Search the material for the string "ΔDIC" and copy each line where it occurs.
———
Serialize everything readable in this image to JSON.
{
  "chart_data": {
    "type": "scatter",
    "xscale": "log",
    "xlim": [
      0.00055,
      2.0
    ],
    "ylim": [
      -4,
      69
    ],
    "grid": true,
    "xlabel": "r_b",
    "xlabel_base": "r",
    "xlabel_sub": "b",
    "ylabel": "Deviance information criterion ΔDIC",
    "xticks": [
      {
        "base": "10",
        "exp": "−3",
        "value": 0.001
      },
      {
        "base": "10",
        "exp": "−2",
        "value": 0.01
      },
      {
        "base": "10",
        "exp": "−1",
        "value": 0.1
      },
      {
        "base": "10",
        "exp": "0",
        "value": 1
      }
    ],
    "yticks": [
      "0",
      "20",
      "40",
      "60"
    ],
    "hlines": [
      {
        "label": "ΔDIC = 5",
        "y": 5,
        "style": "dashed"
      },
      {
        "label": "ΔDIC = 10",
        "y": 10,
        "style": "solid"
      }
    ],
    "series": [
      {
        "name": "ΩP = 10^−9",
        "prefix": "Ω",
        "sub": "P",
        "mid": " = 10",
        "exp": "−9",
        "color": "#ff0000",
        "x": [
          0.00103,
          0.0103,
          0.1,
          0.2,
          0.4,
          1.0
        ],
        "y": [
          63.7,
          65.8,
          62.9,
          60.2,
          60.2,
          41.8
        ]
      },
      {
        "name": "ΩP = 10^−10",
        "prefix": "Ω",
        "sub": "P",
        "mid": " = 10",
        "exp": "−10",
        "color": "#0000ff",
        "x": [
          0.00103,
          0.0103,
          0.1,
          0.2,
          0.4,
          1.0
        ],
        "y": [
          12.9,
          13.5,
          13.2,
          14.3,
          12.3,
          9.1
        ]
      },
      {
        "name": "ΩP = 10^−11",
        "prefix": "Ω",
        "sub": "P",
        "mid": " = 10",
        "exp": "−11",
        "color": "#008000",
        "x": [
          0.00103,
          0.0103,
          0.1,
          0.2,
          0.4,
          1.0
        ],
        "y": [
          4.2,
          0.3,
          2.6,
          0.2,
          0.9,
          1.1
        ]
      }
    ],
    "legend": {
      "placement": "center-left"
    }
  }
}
———
#### [WRITTEN REPLY]
    "ylabel": "Deviance information criterion ΔDIC",
        "label": "ΔDIC = 5",
        "label": "ΔDIC = 10",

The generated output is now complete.